Material for this task:
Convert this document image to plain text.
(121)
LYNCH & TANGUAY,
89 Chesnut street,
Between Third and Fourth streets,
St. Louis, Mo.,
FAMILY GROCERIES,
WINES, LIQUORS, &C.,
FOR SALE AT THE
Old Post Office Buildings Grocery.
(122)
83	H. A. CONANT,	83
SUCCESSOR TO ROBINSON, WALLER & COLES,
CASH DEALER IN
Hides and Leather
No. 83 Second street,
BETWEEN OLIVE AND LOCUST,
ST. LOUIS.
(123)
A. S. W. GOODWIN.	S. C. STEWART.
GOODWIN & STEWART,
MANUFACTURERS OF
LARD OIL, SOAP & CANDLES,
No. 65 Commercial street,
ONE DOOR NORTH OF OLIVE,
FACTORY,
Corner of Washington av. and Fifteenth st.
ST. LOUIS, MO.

What you should do: Copy out each line of the listing that holds "STEWART".

Task response:
A. S. W. GOODWIN.	S. C. STEWART.
GOODWIN & STEWART,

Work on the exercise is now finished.